▶ Goal:
Exactly reproduce each entry, leaving out nothing.

* Begin Record extracts *

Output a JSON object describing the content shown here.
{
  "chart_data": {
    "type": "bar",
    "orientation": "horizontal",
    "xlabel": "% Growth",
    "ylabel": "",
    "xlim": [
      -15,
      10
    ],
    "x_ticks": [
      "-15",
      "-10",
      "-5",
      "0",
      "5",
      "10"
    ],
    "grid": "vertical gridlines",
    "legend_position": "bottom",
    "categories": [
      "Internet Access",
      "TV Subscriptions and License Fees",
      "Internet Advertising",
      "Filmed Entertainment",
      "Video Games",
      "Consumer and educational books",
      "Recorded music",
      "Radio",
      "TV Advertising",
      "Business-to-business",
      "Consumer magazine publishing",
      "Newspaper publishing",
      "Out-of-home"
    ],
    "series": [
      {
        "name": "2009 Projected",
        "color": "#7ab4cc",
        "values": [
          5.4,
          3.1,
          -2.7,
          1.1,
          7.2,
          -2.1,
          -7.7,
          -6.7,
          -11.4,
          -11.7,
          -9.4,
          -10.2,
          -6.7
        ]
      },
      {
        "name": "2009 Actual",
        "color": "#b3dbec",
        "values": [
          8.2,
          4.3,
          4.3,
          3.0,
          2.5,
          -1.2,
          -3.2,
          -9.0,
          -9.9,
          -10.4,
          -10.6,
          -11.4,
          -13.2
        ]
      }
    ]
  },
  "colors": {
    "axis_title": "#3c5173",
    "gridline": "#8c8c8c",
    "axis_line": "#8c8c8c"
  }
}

* End Record extracts *

▶ Output below:
Output a JSON object describing the content shown here.
{
  "chart_data": {
    "type": "bar",
    "orientation": "horizontal",
    "xlabel": "% Growth",
    "ylabel": "",
    "xlim": [
      -15,
      10
    ],
    "x_ticks": [
      "-15",
      "-10",
      "-5",
      "0",
      "5",
      "10"
    ],
    "grid": "vertical gridlines",
    "legend_position": "bottom",
    "categories": [
      "Internet Access",
      "TV Subscriptions and License Fees",
      "Internet Advertising",
      "Filmed Entertainment",
      "Video Games",
      "Consumer and educational books",
      "Recorded music",
      "Radio",
      "TV Advertising",
      "Business-to-business",
      "Consumer magazine publishing",
      "Newspaper publishing",
      "Out-of-home"
    ],
    "series": [
      {
        "name": "2009 Projected",
        "color": "#7ab4cc",
        "values": [
          5.4,
          3.1,
          -2.7,
          1.1,
          7.2,
          -2.1,
          -7.7,
          -6.7,
          -11.4,
          -11.7,
          -9.4,
          -10.2,
          -6.7
        ]
      },
      {
        "name": "2009 Actual",
        "color": "#b3dbec",
        "values": [
          8.2,
          4.3,
          4.3,
          3.0,
          2.5,
          -1.2,
          -3.2,
          -9.0,
          -9.9,
          -10.4,
          -10.6,
          -11.4,
          -13.2
        ]
      }
    ]
  },
  "colors": {
    "axis_title": "#3c5173",
    "gridline": "#8c8c8c",
    "axis_line": "#8c8c8c"
  }
}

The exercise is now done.